Provided entries =>

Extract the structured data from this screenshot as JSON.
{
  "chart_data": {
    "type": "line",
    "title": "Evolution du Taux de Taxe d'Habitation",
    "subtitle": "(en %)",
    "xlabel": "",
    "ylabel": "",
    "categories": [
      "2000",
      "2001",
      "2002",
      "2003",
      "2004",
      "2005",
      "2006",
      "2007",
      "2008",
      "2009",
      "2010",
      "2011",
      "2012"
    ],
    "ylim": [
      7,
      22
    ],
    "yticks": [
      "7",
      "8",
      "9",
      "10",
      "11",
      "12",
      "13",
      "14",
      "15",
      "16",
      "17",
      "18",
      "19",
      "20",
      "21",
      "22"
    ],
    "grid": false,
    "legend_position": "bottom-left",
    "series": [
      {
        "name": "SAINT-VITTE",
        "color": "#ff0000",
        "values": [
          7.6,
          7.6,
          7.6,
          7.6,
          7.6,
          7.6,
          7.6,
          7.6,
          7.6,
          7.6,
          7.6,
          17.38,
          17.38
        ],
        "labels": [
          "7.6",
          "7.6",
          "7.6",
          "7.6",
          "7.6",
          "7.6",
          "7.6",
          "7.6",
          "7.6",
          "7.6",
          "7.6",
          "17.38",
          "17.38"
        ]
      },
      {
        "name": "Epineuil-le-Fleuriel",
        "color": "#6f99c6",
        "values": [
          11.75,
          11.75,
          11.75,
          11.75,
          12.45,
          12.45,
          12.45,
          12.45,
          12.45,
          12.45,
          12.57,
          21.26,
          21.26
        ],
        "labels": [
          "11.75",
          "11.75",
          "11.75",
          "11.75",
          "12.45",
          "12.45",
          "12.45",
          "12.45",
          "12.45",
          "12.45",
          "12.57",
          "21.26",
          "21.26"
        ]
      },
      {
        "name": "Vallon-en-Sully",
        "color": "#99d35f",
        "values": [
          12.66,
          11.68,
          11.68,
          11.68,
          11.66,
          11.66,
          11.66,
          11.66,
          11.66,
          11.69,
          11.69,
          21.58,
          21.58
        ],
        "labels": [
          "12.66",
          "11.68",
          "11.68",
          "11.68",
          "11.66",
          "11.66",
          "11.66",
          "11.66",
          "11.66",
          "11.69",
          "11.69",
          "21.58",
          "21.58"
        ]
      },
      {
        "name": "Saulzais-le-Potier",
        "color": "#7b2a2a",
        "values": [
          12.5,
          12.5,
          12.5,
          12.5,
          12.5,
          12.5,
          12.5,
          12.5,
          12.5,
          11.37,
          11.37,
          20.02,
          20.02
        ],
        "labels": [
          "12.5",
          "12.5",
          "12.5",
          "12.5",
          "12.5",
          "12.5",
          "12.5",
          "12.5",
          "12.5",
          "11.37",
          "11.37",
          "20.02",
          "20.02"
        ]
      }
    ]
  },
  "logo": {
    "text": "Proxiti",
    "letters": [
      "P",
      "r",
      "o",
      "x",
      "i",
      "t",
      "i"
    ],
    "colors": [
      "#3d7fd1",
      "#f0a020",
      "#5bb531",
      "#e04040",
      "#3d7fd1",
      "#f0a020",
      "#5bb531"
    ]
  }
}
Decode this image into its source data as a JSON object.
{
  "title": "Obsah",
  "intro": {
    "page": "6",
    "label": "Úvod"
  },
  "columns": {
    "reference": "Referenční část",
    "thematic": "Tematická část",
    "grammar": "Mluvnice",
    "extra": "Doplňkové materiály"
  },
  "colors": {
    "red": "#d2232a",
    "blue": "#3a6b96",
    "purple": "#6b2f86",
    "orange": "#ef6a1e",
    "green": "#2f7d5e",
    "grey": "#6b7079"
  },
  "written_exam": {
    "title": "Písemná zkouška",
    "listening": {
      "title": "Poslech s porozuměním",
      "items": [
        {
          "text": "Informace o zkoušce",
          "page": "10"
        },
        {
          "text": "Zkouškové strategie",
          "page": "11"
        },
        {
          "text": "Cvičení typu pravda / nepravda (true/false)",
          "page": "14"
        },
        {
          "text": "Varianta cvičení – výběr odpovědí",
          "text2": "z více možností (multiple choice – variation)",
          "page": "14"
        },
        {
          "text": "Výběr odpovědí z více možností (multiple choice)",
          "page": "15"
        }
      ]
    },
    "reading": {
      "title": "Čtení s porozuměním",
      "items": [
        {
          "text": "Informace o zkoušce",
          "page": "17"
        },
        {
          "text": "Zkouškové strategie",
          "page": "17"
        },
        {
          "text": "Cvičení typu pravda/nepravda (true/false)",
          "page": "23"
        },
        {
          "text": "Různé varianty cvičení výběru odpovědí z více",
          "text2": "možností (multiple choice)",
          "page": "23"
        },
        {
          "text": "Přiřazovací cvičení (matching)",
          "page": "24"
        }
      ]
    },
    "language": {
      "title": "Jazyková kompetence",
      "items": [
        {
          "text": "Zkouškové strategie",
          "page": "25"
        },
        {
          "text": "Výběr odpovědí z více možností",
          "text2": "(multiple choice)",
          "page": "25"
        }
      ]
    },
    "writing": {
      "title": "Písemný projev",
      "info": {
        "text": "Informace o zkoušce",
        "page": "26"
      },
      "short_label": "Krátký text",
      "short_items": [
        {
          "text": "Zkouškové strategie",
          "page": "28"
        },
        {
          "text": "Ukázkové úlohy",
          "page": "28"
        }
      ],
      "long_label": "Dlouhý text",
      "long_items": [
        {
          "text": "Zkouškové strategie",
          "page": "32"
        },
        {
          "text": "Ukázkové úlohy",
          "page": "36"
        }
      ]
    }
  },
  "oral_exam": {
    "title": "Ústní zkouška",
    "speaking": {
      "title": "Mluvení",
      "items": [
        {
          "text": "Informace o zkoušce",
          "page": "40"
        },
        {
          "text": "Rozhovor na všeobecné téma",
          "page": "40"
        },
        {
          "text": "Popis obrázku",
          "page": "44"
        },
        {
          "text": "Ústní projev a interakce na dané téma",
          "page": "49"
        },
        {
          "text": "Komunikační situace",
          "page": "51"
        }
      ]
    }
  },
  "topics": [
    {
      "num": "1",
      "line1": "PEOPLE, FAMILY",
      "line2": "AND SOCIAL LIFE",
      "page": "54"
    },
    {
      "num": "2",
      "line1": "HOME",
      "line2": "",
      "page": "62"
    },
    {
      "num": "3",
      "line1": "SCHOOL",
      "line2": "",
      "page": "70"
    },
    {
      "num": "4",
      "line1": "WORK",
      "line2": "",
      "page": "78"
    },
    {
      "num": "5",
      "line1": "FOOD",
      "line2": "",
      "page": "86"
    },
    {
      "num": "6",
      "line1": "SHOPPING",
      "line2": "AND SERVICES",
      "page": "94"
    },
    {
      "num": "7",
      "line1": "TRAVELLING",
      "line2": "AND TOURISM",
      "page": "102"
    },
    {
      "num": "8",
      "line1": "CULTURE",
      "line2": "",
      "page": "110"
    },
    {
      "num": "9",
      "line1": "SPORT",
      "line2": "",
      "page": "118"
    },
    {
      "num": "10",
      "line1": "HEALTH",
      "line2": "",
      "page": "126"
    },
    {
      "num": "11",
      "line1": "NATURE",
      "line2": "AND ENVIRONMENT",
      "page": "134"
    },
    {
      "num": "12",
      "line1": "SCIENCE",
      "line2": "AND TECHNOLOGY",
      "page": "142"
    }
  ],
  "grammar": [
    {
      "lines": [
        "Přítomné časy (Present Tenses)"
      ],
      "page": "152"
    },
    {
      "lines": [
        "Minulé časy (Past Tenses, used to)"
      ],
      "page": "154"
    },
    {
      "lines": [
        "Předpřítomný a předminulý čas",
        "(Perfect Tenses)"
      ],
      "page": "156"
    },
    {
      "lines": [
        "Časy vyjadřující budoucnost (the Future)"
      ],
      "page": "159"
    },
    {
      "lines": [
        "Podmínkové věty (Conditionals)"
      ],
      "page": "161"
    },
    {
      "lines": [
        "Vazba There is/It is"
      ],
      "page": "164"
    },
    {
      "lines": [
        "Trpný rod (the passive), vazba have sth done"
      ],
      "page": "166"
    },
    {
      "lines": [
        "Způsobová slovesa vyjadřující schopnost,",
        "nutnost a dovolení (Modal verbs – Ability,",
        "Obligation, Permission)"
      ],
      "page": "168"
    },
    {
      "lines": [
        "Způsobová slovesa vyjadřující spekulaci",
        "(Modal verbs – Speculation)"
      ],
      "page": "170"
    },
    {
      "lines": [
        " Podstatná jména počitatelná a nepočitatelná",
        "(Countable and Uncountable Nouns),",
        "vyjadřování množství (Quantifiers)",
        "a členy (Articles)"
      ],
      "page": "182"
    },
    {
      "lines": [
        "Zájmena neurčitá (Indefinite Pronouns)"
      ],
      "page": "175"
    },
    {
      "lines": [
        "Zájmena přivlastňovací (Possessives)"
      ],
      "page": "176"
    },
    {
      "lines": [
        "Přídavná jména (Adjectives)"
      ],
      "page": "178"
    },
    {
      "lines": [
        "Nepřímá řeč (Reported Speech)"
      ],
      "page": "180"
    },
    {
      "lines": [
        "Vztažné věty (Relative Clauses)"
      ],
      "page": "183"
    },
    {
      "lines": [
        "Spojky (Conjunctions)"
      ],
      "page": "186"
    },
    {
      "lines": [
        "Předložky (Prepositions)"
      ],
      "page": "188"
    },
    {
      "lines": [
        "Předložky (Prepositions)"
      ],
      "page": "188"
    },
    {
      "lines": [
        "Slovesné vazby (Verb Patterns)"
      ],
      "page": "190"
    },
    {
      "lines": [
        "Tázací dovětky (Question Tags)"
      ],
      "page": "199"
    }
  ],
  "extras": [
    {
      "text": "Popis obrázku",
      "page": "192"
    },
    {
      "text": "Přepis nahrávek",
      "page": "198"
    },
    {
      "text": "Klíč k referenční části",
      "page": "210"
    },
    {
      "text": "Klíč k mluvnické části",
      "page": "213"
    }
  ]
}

Short exercise => In the records, locate each line holding the string "více" and copy it.

Full solution =>
          "text2": "z více možností (multiple choice – variation)",
          "text": "Výběr odpovědí z více možností (multiple choice)",
          "text": "Různé varianty cvičení výběru odpovědí z více",
          "text": "Výběr odpovědí z více možností",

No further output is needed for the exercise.